▶ [AIM OF THE TASK] Set down every record once more, exactly as given.

▶ [TASK INPUT]
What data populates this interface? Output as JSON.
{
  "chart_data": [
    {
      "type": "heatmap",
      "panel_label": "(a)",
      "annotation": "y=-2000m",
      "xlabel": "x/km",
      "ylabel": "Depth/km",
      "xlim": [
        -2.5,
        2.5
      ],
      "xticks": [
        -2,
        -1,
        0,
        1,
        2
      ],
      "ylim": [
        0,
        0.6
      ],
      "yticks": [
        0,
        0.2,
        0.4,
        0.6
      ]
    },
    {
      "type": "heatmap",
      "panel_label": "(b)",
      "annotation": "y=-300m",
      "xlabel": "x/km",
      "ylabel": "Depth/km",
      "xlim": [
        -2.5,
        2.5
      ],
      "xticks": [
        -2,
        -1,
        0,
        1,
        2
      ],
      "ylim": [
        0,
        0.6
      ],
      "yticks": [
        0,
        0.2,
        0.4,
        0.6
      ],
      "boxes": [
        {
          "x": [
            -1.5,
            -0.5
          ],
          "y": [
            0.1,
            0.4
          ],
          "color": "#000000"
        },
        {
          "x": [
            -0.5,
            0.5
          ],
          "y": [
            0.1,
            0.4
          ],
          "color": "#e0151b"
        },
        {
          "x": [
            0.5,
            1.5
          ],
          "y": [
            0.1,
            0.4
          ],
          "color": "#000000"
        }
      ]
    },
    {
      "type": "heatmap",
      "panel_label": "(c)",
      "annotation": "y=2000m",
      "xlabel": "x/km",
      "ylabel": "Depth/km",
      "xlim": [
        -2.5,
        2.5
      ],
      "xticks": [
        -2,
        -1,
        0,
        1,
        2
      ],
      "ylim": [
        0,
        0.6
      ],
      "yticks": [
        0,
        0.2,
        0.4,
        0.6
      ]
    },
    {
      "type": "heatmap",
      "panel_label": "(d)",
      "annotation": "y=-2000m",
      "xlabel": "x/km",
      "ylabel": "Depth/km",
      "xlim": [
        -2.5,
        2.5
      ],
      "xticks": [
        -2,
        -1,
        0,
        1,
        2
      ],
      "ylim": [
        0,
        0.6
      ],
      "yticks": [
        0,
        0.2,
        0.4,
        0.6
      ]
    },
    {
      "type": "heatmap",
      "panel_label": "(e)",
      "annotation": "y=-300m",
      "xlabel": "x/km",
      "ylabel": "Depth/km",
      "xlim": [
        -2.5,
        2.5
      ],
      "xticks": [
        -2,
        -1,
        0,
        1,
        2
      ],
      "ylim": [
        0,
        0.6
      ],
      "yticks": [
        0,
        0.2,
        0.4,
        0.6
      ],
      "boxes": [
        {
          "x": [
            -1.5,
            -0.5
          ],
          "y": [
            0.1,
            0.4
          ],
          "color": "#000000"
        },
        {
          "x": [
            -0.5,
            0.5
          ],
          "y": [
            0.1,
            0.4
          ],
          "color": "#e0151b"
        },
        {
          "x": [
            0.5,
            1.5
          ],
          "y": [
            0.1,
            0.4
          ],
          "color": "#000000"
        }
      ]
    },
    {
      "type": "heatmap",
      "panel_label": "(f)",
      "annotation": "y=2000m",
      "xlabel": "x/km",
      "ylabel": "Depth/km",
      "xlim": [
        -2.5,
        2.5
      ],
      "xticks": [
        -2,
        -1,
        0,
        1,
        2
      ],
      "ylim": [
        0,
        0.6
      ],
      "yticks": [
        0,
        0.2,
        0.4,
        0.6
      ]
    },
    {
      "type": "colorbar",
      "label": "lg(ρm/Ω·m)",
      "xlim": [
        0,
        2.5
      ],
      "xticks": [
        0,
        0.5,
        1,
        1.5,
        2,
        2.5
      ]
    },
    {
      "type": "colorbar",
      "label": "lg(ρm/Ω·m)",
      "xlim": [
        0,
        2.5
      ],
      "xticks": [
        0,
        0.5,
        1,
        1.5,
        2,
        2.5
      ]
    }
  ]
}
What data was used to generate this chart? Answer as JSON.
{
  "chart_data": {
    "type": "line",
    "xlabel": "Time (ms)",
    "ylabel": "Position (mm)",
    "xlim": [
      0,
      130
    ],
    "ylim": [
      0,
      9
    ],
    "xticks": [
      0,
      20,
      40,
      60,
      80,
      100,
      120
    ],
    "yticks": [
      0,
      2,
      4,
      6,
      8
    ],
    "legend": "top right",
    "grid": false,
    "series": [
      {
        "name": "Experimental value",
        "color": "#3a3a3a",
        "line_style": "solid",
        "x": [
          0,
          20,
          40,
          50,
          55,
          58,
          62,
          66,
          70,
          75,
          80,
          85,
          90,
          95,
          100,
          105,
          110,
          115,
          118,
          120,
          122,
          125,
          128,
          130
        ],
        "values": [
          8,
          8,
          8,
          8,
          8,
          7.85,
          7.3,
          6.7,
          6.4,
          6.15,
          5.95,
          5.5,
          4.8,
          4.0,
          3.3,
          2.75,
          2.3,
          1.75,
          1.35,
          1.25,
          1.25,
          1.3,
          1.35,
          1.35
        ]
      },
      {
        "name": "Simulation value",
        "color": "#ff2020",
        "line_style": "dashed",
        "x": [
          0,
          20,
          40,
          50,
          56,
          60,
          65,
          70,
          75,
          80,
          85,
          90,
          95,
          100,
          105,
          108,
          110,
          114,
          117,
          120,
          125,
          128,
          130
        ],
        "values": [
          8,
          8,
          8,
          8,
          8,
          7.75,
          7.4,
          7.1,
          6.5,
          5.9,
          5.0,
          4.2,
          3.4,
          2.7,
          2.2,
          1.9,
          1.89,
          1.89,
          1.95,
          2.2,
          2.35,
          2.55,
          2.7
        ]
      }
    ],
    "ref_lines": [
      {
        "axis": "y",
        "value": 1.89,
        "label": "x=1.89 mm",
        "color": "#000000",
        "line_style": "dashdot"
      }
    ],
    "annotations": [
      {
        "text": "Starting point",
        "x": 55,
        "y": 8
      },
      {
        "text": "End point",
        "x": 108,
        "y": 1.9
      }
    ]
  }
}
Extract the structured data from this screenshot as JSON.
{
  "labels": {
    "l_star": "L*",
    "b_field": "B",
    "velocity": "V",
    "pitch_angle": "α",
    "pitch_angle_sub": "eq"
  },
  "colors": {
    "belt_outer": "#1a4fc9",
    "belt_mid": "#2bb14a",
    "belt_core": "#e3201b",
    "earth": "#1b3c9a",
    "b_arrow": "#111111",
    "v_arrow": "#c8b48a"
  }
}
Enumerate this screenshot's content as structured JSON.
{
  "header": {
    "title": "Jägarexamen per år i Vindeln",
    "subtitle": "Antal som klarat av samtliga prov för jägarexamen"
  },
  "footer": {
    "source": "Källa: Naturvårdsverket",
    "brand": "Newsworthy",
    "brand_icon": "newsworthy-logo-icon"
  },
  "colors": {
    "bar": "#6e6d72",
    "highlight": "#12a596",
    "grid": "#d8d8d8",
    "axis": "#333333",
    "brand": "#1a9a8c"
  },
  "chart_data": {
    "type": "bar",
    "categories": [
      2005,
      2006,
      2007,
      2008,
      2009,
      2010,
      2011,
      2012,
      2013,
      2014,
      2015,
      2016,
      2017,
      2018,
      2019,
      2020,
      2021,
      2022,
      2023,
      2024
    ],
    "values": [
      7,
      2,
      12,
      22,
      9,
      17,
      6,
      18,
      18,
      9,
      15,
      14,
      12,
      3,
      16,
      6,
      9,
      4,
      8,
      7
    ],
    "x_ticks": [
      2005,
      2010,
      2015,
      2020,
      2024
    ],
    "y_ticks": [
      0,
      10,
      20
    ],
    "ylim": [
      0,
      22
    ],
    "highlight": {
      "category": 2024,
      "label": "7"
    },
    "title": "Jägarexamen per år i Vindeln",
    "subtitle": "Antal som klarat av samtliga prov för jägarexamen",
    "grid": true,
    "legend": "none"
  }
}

▶ [SOLUTION FOR THIS EXERCISE]
What data populates this interface? Output as JSON.
{
  "chart_data": [
    {
      "type": "heatmap",
      "panel_label": "(a)",
      "annotation": "y=-2000m",
      "xlabel": "x/km",
      "ylabel": "Depth/km",
      "xlim": [
        -2.5,
        2.5
      ],
      "xticks": [
        -2,
        -1,
        0,
        1,
        2
      ],
      "ylim": [
        0,
        0.6
      ],
      "yticks": [
        0,
        0.2,
        0.4,
        0.6
      ]
    },
    {
      "type": "heatmap",
      "panel_label": "(b)",
      "annotation": "y=-300m",
      "xlabel": "x/km",
      "ylabel": "Depth/km",
      "xlim": [
        -2.5,
        2.5
      ],
      "xticks": [
        -2,
        -1,
        0,
        1,
        2
      ],
      "ylim": [
        0,
        0.6
      ],
      "yticks": [
        0,
        0.2,
        0.4,
        0.6
      ],
      "boxes": [
        {
          "x": [
            -1.5,
            -0.5
          ],
          "y": [
            0.1,
            0.4
          ],
          "color": "#000000"
        },
        {
          "x": [
            -0.5,
            0.5
          ],
          "y": [
            0.1,
            0.4
          ],
          "color": "#e0151b"
        },
        {
          "x": [
            0.5,
            1.5
          ],
          "y": [
            0.1,
            0.4
          ],
          "color": "#000000"
        }
      ]
    },
    {
      "type": "heatmap",
      "panel_label": "(c)",
      "annotation": "y=2000m",
      "xlabel": "x/km",
      "ylabel": "Depth/km",
      "xlim": [
        -2.5,
        2.5
      ],
      "xticks": [
        -2,
        -1,
        0,
        1,
        2
      ],
      "ylim": [
        0,
        0.6
      ],
      "yticks": [
        0,
        0.2,
        0.4,
        0.6
      ]
    },
    {
      "type": "heatmap",
      "panel_label": "(d)",
      "annotation": "y=-2000m",
      "xlabel": "x/km",
      "ylabel": "Depth/km",
      "xlim": [
        -2.5,
        2.5
      ],
      "xticks": [
        -2,
        -1,
        0,
        1,
        2
      ],
      "ylim": [
        0,
        0.6
      ],
      "yticks": [
        0,
        0.2,
        0.4,
        0.6
      ]
    },
    {
      "type": "heatmap",
      "panel_label": "(e)",
      "annotation": "y=-300m",
      "xlabel": "x/km",
      "ylabel": "Depth/km",
      "xlim": [
        -2.5,
        2.5
      ],
      "xticks": [
        -2,
        -1,
        0,
        1,
        2
      ],
      "ylim": [
        0,
        0.6
      ],
      "yticks": [
        0,
        0.2,
        0.4,
        0.6
      ],
      "boxes": [
        {
          "x": [
            -1.5,
            -0.5
          ],
          "y": [
            0.1,
            0.4
          ],
          "color": "#000000"
        },
        {
          "x": [
            -0.5,
            0.5
          ],
          "y": [
            0.1,
            0.4
          ],
          "color": "#e0151b"
        },
        {
          "x": [
            0.5,
            1.5
          ],
          "y": [
            0.1,
            0.4
          ],
          "color": "#000000"
        }
      ]
    },
    {
      "type": "heatmap",
      "panel_label": "(f)",
      "annotation": "y=2000m",
      "xlabel": "x/km",
      "ylabel": "Depth/km",
      "xlim": [
        -2.5,
        2.5
      ],
      "xticks": [
        -2,
        -1,
        0,
        1,
        2
      ],
      "ylim": [
        0,
        0.6
      ],
      "yticks": [
        0,
        0.2,
        0.4,
        0.6
      ]
    },
    {
      "type": "colorbar",
      "label": "lg(ρm/Ω·m)",
      "xlim": [
        0,
        2.5
      ],
      "xticks": [
        0,
        0.5,
        1,
        1.5,
        2,
        2.5
      ]
    },
    {
      "type": "colorbar",
      "label": "lg(ρm/Ω·m)",
      "xlim": [
        0,
        2.5
      ],
      "xticks": [
        0,
        0.5,
        1,
        1.5,
        2,
        2.5
      ]
    }
  ]
}
What data was used to generate this chart? Answer as JSON.
{
  "chart_data": {
    "type": "line",
    "xlabel": "Time (ms)",
    "ylabel": "Position (mm)",
    "xlim": [
      0,
      130
    ],
    "ylim": [
      0,
      9
    ],
    "xticks": [
      0,
      20,
      40,
      60,
      80,
      100,
      120
    ],
    "yticks": [
      0,
      2,
      4,
      6,
      8
    ],
    "legend": "top right",
    "grid": false,
    "series": [
      {
        "name": "Experimental value",
        "color": "#3a3a3a",
        "line_style": "solid",
        "x": [
          0,
          20,
          40,
          50,
          55,
          58,
          62,
          66,
          70,
          75,
          80,
          85,
          90,
          95,
          100,
          105,
          110,
          115,
          118,
          120,
          122,
          125,
          128,
          130
        ],
        "values": [
          8,
          8,
          8,
          8,
          8,
          7.85,
          7.3,
          6.7,
          6.4,
          6.15,
          5.95,
          5.5,
          4.8,
          4.0,
          3.3,
          2.75,
          2.3,
          1.75,
          1.35,
          1.25,
          1.25,
          1.3,
          1.35,
          1.35
        ]
      },
      {
        "name": "Simulation value",
        "color": "#ff2020",
        "line_style": "dashed",
        "x": [
          0,
          20,
          40,
          50,
          56,
          60,
          65,
          70,
          75,
          80,
          85,
          90,
          95,
          100,
          105,
          108,
          110,
          114,
          117,
          120,
          125,
          128,
          130
        ],
        "values": [
          8,
          8,
          8,
          8,
          8,
          7.75,
          7.4,
          7.1,
          6.5,
          5.9,
          5.0,
          4.2,
          3.4,
          2.7,
          2.2,
          1.9,
          1.89,
          1.89,
          1.95,
          2.2,
          2.35,
          2.55,
          2.7
        ]
      }
    ],
    "ref_lines": [
      {
        "axis": "y",
        "value": 1.89,
        "label": "x=1.89 mm",
        "color": "#000000",
        "line_style": "dashdot"
      }
    ],
    "annotations": [
      {
        "text": "Starting point",
        "x": 55,
        "y": 8
      },
      {
        "text": "End point",
        "x": 108,
        "y": 1.9
      }
    ]
  }
}
Extract the structured data from this screenshot as JSON.
{
  "labels": {
    "l_star": "L*",
    "b_field": "B",
    "velocity": "V",
    "pitch_angle": "α",
    "pitch_angle_sub": "eq"
  },
  "colors": {
    "belt_outer": "#1a4fc9",
    "belt_mid": "#2bb14a",
    "belt_core": "#e3201b",
    "earth": "#1b3c9a",
    "b_arrow": "#111111",
    "v_arrow": "#c8b48a"
  }
}
Enumerate this screenshot's content as structured JSON.
{
  "header": {
    "title": "Jägarexamen per år i Vindeln",
    "subtitle": "Antal som klarat av samtliga prov för jägarexamen"
  },
  "footer": {
    "source": "Källa: Naturvårdsverket",
    "brand": "Newsworthy",
    "brand_icon": "newsworthy-logo-icon"
  },
  "colors": {
    "bar": "#6e6d72",
    "highlight": "#12a596",
    "grid": "#d8d8d8",
    "axis": "#333333",
    "brand": "#1a9a8c"
  },
  "chart_data": {
    "type": "bar",
    "categories": [
      2005,
      2006,
      2007,
      2008,
      2009,
      2010,
      2011,
      2012,
      2013,
      2014,
      2015,
      2016,
      2017,
      2018,
      2019,
      2020,
      2021,
      2022,
      2023,
      2024
    ],
    "values": [
      7,
      2,
      12,
      22,
      9,
      17,
      6,
      18,
      18,
      9,
      15,
      14,
      12,
      3,
      16,
      6,
      9,
      4,
      8,
      7
    ],
    "x_ticks": [
      2005,
      2010,
      2015,
      2020,
      2024
    ],
    "y_ticks": [
      0,
      10,
      20
    ],
    "ylim": [
      0,
      22
    ],
    "highlight": {
      "category": 2024,
      "label": "7"
    },
    "title": "Jägarexamen per år i Vindeln",
    "subtitle": "Antal som klarat av samtliga prov för jägarexamen",
    "grid": true,
    "legend": "none"
  }
}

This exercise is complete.